> _Aim_:
Looking at the listing, state how many of its lines contain the string "область". Write only the number.

Records from a data source
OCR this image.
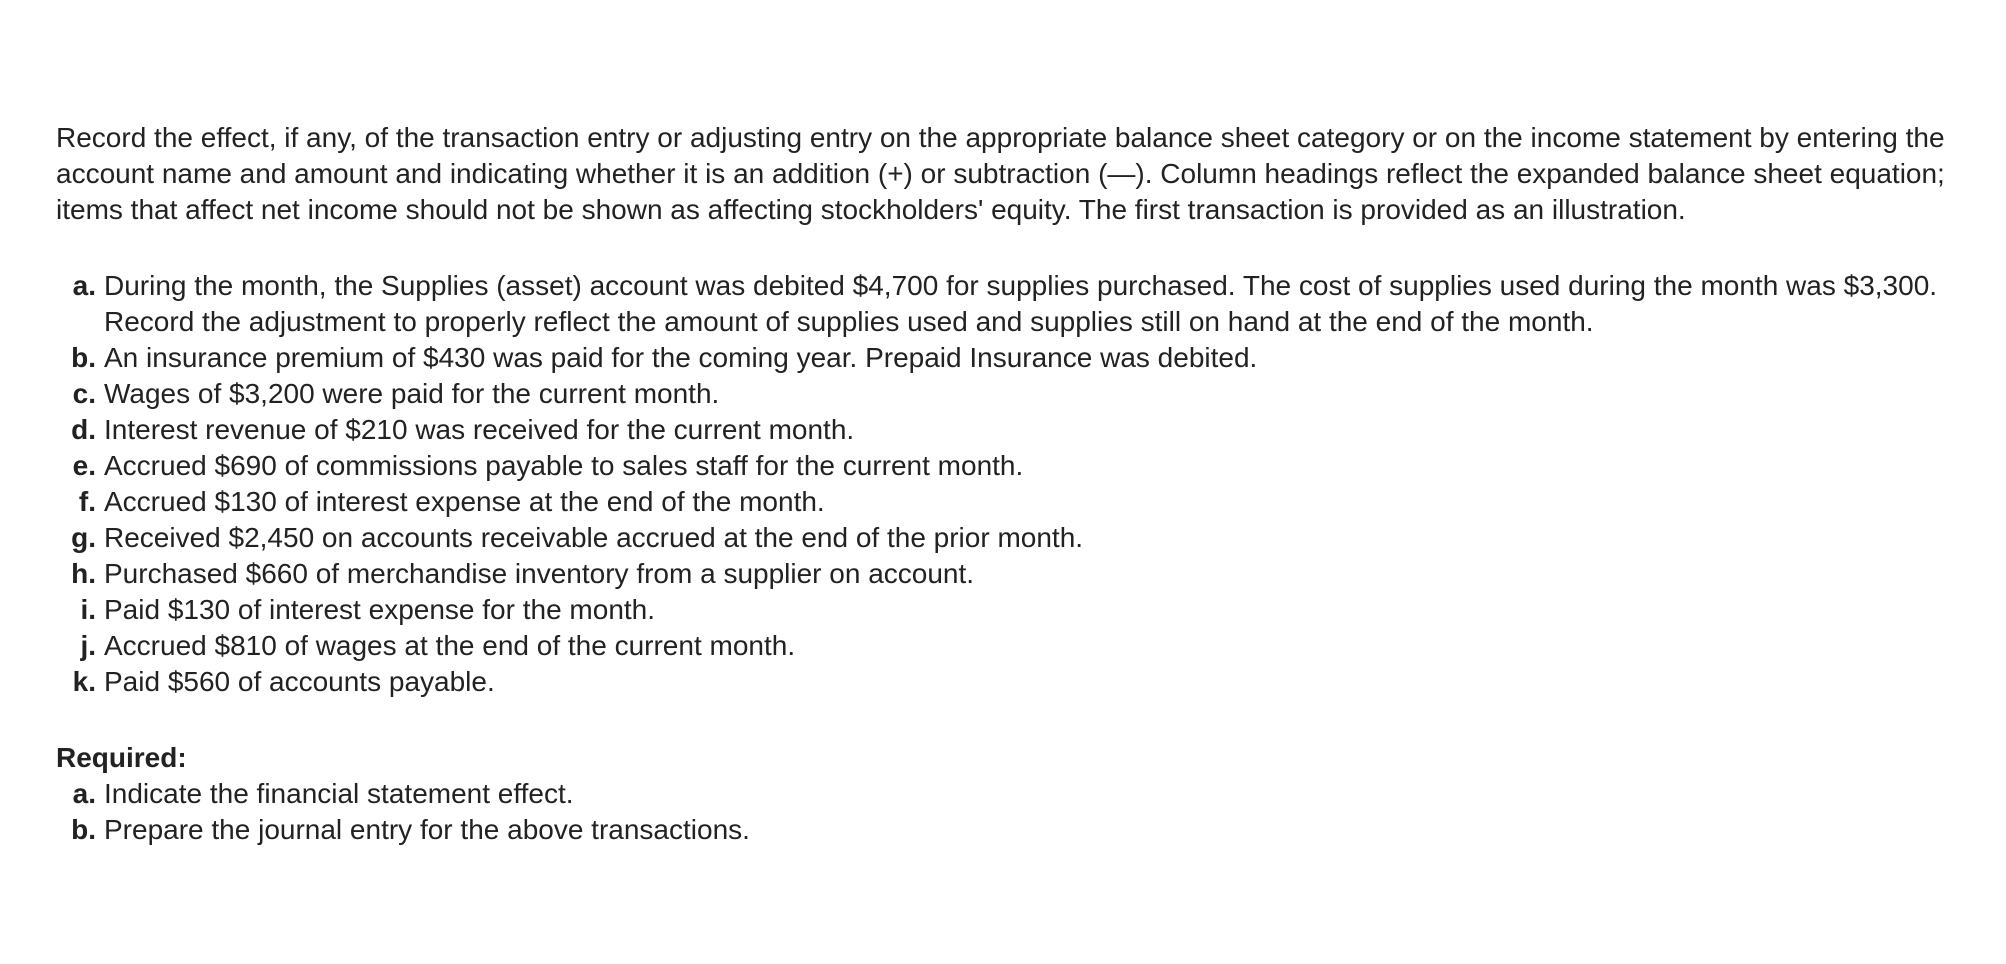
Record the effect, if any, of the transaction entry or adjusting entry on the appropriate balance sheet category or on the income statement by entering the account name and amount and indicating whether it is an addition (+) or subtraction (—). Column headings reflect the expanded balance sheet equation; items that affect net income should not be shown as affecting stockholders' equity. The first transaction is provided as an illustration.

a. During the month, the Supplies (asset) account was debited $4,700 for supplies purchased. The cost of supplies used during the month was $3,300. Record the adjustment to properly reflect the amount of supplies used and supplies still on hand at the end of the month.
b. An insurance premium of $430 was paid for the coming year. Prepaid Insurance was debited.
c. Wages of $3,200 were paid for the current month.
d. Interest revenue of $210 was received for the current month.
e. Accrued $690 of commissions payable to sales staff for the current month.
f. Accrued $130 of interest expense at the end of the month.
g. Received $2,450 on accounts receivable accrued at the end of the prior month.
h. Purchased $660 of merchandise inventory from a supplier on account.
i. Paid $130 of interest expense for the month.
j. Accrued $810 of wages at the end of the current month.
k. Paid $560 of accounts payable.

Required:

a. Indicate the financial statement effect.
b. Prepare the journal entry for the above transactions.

* * *

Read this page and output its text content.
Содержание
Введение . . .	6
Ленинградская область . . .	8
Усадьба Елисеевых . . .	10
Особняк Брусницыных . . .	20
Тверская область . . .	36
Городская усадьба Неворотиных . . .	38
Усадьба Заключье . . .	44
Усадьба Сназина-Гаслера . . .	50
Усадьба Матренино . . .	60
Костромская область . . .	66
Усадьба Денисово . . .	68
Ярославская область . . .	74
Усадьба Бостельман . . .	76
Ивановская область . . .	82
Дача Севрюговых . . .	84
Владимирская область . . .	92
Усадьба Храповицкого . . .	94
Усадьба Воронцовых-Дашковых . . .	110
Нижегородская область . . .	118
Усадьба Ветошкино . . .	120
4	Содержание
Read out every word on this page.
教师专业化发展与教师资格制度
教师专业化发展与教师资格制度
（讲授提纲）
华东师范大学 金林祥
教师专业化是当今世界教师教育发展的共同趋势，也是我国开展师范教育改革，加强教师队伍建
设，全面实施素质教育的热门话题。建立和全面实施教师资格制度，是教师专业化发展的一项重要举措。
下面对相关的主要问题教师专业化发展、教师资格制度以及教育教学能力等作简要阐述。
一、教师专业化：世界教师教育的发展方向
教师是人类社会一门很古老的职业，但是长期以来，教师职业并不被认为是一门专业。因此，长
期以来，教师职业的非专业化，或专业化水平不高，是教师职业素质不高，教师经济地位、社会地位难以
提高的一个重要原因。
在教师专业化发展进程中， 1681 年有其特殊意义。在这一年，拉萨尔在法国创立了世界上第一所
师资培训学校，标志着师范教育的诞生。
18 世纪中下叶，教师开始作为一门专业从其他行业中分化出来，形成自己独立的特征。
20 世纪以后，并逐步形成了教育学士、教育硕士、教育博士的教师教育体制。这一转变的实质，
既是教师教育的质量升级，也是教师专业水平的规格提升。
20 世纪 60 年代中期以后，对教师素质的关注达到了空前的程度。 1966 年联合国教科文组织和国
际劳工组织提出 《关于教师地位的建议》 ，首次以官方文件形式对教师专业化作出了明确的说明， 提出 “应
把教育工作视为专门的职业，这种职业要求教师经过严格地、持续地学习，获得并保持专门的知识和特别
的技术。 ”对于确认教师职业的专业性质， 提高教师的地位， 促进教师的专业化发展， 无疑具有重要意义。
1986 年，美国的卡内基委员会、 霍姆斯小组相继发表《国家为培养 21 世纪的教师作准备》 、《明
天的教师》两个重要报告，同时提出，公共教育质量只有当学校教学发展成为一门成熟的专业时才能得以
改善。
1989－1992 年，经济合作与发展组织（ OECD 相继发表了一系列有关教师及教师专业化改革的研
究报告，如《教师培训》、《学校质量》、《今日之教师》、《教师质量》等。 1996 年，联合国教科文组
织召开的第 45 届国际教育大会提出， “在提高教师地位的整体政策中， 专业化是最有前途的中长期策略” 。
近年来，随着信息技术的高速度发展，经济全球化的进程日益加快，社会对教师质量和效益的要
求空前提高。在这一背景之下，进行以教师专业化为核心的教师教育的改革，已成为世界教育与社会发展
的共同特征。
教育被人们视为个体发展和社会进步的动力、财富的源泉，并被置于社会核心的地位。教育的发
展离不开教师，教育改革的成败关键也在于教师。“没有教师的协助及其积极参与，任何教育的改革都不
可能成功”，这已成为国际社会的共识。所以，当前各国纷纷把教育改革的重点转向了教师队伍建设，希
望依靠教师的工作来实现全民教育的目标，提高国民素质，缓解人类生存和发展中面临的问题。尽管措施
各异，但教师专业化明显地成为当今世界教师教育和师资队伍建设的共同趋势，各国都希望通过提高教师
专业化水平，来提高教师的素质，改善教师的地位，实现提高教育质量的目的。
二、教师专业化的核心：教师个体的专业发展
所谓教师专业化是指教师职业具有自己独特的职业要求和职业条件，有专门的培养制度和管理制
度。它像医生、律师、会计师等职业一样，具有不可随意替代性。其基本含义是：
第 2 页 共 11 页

> _Task result_:
7